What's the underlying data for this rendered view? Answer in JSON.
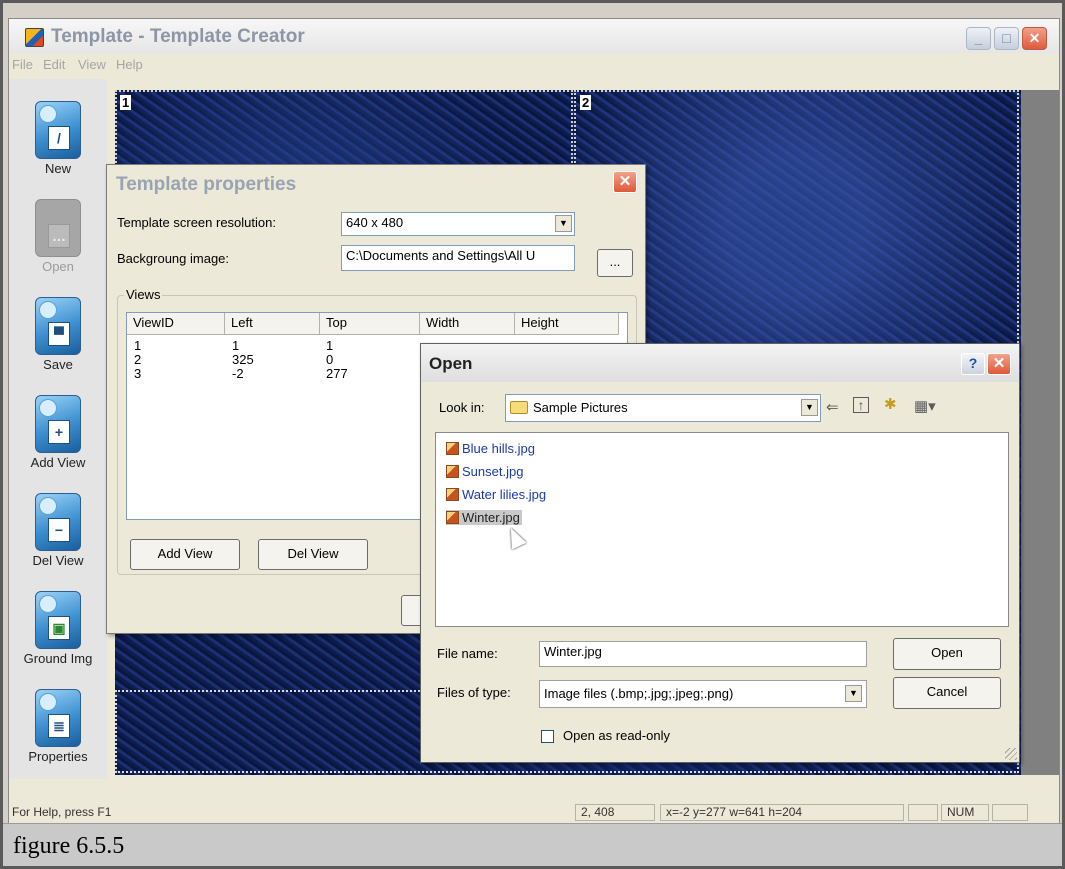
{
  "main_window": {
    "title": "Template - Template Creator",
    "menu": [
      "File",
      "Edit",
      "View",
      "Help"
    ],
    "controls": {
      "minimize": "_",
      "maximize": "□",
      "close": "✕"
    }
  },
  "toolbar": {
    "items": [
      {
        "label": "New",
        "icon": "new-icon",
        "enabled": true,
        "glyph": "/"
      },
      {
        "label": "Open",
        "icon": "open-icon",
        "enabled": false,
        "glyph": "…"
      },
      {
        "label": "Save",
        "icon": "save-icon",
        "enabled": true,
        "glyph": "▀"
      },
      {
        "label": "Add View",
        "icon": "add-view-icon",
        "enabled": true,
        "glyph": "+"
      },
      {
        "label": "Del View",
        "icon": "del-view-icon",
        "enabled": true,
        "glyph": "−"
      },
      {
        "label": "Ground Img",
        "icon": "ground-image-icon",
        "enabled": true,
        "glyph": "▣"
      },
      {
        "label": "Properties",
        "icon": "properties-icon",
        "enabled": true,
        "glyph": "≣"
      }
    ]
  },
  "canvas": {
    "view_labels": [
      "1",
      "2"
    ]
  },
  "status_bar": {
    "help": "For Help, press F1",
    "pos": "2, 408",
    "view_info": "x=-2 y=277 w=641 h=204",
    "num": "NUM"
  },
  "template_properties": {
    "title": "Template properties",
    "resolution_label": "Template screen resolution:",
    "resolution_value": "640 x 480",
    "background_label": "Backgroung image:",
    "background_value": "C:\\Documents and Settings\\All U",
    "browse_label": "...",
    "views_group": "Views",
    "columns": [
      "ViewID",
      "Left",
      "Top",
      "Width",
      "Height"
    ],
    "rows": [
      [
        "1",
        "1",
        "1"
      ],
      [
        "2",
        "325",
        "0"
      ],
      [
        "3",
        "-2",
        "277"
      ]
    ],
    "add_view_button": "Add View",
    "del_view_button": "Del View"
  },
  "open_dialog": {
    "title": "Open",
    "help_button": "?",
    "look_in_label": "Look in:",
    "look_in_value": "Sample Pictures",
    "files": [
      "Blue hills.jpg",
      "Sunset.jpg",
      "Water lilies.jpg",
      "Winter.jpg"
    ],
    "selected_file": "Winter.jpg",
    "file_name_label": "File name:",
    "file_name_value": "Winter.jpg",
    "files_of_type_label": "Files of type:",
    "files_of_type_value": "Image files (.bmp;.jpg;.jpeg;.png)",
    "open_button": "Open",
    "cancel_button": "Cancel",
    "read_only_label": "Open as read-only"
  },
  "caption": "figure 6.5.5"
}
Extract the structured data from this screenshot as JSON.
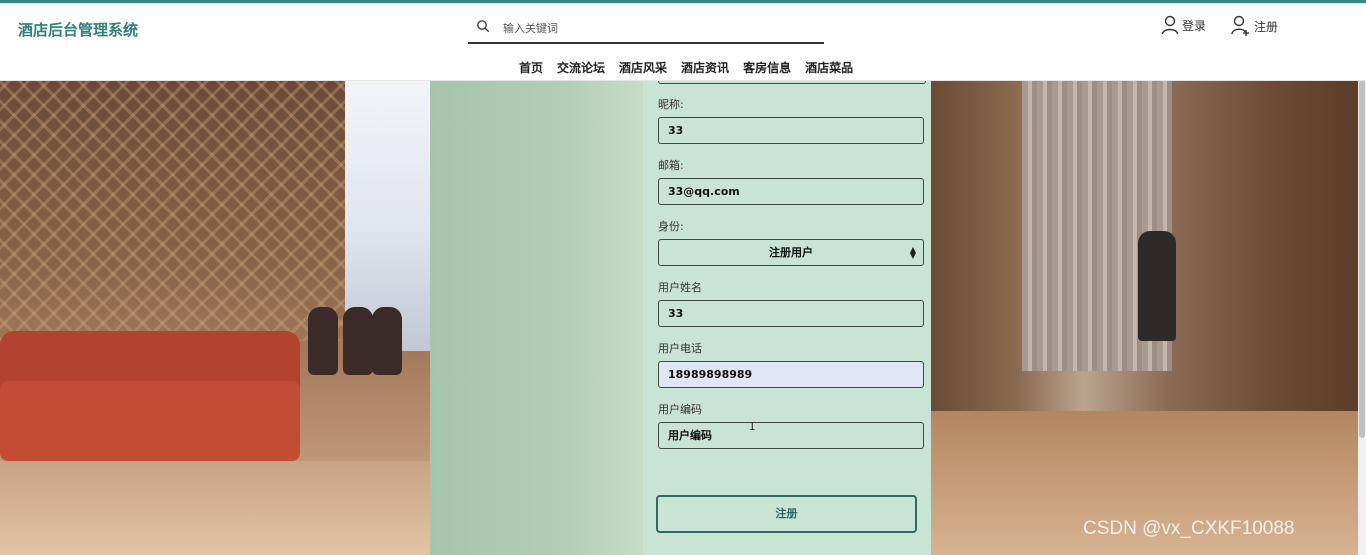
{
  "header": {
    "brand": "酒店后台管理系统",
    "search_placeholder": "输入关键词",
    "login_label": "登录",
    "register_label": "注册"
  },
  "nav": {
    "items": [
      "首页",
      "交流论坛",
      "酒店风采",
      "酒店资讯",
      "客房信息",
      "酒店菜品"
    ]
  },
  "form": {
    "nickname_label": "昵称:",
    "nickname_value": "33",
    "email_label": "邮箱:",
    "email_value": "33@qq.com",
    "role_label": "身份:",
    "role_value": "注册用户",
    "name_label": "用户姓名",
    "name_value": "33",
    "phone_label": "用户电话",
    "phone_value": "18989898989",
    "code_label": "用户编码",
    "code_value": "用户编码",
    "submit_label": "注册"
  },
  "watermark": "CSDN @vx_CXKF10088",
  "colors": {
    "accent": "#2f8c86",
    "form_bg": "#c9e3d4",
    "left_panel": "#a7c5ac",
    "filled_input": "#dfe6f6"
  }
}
:::::
### [TASK DESCRIPTION]
Write every record out again exactly; no pictures belong in the copy.

### [FINISHED EXERCISE]
What's the underlying data for this rendered view? Answer in JSON.
{
  "main_window": {
    "title": "Template - Template Creator",
    "menu": [
      "File",
      "Edit",
      "View",
      "Help"
    ],
    "controls": {
      "minimize": "_",
      "maximize": "□",
      "close": "✕"
    }
  },
  "toolbar": {
    "items": [
      {
        "label": "New",
        "icon": "new-icon",
        "enabled": true,
        "glyph": "/"
      },
      {
        "label": "Open",
        "icon": "open-icon",
        "enabled": false,
        "glyph": "…"
      },
      {
        "label": "Save",
        "icon": "save-icon",
        "enabled": true,
        "glyph": "▀"
      },
      {
        "label": "Add View",
        "icon": "add-view-icon",
        "enabled": true,
        "glyph": "+"
      },
      {
        "label": "Del View",
        "icon": "del-view-icon",
        "enabled": true,
        "glyph": "−"
      },
      {
        "label": "Ground Img",
        "icon": "ground-image-icon",
        "enabled": true,
        "glyph": "▣"
      },
      {
        "label": "Properties",
        "icon": "properties-icon",
        "enabled": true,
        "glyph": "≣"
      }
    ]
  },
  "canvas": {
    "view_labels": [
      "1",
      "2"
    ]
  },
  "status_bar": {
    "help": "For Help, press F1",
    "pos": "2, 408",
    "view_info": "x=-2 y=277 w=641 h=204",
    "num": "NUM"
  },
  "template_properties": {
    "title": "Template properties",
    "resolution_label": "Template screen resolution:",
    "resolution_value": "640 x 480",
    "background_label": "Backgroung image:",
    "background_value": "C:\\Documents and Settings\\All U",
    "browse_label": "...",
    "views_group": "Views",
    "columns": [
      "ViewID",
      "Left",
      "Top",
      "Width",
      "Height"
    ],
    "rows": [
      [
        "1",
        "1",
        "1"
      ],
      [
        "2",
        "325",
        "0"
      ],
      [
        "3",
        "-2",
        "277"
      ]
    ],
    "add_view_button": "Add View",
    "del_view_button": "Del View"
  },
  "open_dialog": {
    "title": "Open",
    "help_button": "?",
    "look_in_label": "Look in:",
    "look_in_value": "Sample Pictures",
    "files": [
      "Blue hills.jpg",
      "Sunset.jpg",
      "Water lilies.jpg",
      "Winter.jpg"
    ],
    "selected_file": "Winter.jpg",
    "file_name_label": "File name:",
    "file_name_value": "Winter.jpg",
    "files_of_type_label": "Files of type:",
    "files_of_type_value": "Image files (.bmp;.jpg;.jpeg;.png)",
    "open_button": "Open",
    "cancel_button": "Cancel",
    "read_only_label": "Open as read-only"
  },
  "caption": "figure 6.5.5"
}
Extract the structured data from this screenshot as JSON.
{
  "header": {
    "brand": "酒店后台管理系统",
    "search_placeholder": "输入关键词",
    "login_label": "登录",
    "register_label": "注册"
  },
  "nav": {
    "items": [
      "首页",
      "交流论坛",
      "酒店风采",
      "酒店资讯",
      "客房信息",
      "酒店菜品"
    ]
  },
  "form": {
    "nickname_label": "昵称:",
    "nickname_value": "33",
    "email_label": "邮箱:",
    "email_value": "33@qq.com",
    "role_label": "身份:",
    "role_value": "注册用户",
    "name_label": "用户姓名",
    "name_value": "33",
    "phone_label": "用户电话",
    "phone_value": "18989898989",
    "code_label": "用户编码",
    "code_value": "用户编码",
    "submit_label": "注册"
  },
  "watermark": "CSDN @vx_CXKF10088",
  "colors": {
    "accent": "#2f8c86",
    "form_bg": "#c9e3d4",
    "left_panel": "#a7c5ac",
    "filled_input": "#dfe6f6"
  }
}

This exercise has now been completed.